▶ **Exercise aim**
Pull out each line from the records below that contains the string "Tiểu". Copy those lines in full, and treat a match as valid only when the capitalization is the same.

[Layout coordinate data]

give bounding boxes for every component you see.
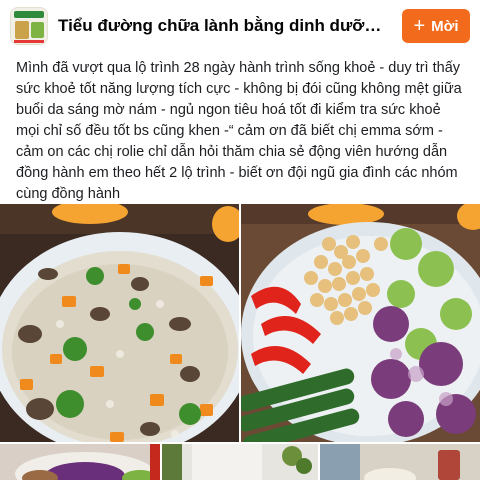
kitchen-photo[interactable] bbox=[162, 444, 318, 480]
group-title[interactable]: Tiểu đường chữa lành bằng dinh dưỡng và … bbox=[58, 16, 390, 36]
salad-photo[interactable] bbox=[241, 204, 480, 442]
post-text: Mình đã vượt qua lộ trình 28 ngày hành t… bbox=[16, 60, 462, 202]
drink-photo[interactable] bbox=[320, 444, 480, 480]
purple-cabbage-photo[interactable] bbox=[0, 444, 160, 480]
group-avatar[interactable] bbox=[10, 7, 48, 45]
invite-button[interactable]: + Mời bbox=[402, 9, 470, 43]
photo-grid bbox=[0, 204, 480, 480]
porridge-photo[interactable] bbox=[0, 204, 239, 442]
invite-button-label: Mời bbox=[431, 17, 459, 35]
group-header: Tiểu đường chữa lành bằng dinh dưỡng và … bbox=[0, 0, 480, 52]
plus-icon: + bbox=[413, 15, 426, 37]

▶ **Output**
group-title[interactable]: Tiểu đường chữa lành bằng dinh dưỡng và … bbox=[58, 16, 390, 36]
group-header: Tiểu đường chữa lành bằng dinh dưỡng và … bbox=[0, 0, 480, 52]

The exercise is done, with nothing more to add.